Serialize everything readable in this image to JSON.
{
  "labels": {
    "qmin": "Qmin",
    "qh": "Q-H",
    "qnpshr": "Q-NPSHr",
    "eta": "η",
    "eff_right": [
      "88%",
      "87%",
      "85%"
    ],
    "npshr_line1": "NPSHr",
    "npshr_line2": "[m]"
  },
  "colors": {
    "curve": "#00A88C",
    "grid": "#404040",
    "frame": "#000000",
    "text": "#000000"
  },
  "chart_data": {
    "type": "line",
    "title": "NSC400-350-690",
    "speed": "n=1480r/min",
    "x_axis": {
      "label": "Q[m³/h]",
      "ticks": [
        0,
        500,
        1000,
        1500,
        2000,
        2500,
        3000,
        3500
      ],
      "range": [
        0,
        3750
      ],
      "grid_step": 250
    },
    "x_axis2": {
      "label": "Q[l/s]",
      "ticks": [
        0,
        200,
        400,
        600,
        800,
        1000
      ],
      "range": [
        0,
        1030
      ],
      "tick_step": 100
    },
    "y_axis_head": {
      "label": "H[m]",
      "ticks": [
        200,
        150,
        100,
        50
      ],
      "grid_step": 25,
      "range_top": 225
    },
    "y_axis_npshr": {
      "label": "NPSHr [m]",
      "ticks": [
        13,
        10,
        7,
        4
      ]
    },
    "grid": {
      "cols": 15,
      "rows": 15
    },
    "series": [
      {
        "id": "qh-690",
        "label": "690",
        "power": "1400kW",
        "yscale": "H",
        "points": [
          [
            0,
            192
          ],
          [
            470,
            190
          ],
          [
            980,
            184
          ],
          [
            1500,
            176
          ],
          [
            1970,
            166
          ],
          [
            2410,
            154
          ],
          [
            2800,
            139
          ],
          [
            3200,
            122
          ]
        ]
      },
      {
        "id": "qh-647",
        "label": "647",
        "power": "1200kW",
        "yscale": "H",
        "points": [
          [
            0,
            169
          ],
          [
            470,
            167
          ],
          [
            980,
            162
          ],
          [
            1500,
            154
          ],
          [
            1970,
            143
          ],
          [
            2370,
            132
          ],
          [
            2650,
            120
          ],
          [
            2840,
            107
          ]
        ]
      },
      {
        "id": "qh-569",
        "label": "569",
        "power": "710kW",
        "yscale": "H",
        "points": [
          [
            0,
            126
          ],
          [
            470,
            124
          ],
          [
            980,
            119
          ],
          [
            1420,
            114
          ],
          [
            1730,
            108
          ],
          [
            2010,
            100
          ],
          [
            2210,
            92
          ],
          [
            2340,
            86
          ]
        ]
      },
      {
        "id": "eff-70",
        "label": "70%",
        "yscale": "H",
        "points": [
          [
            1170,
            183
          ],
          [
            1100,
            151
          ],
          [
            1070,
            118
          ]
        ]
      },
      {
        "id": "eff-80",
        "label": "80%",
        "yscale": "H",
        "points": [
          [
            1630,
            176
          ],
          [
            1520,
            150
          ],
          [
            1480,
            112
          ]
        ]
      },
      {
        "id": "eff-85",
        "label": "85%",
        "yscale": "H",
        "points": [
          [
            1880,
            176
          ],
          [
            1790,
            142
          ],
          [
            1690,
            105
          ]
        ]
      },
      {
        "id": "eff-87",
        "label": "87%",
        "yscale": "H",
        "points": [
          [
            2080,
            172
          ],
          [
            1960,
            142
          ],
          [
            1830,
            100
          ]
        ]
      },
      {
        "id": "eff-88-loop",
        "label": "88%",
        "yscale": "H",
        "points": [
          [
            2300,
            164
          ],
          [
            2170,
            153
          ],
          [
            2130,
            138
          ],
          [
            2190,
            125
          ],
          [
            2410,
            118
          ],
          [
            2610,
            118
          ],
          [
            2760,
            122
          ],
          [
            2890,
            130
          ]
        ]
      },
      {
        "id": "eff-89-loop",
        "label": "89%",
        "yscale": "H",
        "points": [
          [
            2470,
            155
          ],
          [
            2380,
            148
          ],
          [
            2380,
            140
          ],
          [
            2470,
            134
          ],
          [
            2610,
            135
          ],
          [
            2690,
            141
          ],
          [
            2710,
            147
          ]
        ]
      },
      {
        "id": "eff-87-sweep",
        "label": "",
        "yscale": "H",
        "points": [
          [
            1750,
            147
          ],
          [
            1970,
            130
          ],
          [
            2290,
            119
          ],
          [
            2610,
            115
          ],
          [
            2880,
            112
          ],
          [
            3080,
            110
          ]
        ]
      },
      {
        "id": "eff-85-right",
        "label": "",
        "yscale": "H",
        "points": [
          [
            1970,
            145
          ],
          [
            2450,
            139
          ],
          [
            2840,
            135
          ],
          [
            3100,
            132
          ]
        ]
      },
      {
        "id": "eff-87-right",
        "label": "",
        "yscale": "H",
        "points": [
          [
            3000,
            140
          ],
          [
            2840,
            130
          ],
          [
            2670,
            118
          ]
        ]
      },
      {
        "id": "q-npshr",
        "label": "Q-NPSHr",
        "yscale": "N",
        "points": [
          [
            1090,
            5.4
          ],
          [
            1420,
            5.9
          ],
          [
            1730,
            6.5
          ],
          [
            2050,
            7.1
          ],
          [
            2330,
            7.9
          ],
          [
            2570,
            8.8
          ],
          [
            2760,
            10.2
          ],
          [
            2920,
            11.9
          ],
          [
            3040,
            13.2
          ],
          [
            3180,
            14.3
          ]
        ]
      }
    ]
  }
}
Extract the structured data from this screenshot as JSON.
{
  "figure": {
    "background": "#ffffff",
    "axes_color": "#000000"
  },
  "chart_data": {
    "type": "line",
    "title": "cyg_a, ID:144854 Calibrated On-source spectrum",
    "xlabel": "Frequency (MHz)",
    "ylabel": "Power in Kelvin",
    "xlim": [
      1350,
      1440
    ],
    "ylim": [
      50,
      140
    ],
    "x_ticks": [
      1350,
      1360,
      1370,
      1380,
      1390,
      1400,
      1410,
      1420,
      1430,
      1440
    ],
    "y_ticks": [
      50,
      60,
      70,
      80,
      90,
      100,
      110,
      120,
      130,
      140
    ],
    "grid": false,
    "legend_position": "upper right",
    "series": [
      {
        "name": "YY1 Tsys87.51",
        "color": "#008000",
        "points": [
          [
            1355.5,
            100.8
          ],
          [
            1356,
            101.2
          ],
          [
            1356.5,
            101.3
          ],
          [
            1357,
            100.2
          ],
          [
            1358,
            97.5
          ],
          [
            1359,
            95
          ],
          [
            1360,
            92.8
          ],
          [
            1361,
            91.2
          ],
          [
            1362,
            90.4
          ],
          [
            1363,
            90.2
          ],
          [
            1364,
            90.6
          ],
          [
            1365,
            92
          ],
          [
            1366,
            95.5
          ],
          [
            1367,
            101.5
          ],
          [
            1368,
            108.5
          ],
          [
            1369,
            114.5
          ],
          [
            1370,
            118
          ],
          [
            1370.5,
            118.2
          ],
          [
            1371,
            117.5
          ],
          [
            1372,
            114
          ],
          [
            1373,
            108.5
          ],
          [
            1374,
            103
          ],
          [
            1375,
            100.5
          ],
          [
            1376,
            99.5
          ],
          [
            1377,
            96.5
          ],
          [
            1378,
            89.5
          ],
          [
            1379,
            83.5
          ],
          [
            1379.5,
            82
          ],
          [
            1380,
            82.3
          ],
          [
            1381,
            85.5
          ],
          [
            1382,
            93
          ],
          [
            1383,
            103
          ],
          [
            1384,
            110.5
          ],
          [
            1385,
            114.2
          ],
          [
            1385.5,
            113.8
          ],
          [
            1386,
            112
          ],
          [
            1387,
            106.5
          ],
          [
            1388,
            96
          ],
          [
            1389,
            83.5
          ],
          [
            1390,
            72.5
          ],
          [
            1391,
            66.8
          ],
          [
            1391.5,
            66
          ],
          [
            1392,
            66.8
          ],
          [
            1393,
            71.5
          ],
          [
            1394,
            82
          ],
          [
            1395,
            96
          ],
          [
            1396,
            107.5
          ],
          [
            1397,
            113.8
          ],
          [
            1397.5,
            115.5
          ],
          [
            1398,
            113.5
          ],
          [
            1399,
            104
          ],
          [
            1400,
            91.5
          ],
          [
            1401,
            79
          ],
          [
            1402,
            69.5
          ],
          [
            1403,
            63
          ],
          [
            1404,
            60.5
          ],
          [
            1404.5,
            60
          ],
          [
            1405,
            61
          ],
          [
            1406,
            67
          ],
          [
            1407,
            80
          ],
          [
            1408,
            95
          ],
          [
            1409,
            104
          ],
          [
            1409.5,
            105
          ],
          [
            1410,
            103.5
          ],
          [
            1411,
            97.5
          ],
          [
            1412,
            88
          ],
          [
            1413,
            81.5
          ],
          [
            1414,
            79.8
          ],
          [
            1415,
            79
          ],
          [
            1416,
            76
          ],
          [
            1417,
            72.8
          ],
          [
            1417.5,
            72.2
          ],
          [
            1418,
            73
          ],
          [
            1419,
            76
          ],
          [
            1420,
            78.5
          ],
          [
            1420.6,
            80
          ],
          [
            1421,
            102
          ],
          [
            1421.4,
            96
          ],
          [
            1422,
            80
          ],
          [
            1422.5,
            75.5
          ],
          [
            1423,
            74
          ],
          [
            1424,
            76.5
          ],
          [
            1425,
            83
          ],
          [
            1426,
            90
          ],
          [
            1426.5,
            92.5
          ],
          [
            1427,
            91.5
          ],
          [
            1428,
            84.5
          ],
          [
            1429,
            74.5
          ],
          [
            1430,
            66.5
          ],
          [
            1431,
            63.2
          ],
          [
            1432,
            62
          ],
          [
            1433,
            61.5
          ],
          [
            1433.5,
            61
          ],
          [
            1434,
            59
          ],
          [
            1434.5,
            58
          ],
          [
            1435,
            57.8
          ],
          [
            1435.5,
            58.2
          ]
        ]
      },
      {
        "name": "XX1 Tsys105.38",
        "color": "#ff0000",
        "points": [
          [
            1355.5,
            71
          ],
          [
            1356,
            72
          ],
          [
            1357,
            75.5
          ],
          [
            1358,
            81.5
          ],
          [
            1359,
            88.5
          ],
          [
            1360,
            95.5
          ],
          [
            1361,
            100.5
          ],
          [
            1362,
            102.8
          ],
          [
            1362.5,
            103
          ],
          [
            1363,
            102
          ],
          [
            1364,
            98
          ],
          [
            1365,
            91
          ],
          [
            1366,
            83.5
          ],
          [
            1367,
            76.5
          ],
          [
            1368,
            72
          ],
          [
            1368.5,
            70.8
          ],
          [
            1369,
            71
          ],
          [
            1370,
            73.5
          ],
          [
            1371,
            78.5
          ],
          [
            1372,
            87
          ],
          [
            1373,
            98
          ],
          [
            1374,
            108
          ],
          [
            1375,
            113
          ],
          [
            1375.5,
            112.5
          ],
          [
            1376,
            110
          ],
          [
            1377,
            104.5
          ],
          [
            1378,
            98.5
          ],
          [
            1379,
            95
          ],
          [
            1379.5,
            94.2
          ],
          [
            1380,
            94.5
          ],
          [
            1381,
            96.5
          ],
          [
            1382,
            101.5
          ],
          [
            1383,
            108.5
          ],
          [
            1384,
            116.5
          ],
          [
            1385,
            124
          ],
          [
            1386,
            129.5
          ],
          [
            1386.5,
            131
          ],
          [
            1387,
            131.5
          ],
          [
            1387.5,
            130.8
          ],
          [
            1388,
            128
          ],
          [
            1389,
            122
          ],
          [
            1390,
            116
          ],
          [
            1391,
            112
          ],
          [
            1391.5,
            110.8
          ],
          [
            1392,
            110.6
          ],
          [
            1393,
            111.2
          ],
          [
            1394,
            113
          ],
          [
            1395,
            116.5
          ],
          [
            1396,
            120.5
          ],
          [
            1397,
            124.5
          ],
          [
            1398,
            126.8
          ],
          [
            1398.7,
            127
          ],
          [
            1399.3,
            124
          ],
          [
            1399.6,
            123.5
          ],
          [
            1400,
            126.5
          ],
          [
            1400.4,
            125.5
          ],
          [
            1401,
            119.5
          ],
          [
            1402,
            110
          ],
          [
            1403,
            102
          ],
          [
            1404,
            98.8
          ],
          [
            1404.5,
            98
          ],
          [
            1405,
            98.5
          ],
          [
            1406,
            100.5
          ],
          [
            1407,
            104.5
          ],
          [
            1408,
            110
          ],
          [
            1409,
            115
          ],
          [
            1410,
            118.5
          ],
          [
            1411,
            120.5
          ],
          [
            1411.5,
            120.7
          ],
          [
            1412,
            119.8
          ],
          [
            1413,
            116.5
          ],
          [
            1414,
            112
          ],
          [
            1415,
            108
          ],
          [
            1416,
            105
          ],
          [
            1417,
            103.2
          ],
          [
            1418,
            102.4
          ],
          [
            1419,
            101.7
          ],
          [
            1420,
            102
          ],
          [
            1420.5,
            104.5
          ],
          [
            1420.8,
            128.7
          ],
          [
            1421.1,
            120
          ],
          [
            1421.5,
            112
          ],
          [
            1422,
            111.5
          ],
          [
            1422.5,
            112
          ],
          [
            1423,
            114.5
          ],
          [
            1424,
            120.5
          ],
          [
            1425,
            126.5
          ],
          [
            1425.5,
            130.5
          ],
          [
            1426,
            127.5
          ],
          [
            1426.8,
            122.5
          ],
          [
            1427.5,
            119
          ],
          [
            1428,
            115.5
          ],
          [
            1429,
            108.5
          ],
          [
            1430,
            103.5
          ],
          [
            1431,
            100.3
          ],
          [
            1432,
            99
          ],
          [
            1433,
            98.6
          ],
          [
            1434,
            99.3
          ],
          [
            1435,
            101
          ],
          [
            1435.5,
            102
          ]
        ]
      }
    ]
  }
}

## Direction
Pull out the lines above in which the word "name" appears.

## Reply to the task
        "name": "YY1 Tsys87.51",
        "name": "XX1 Tsys105.38",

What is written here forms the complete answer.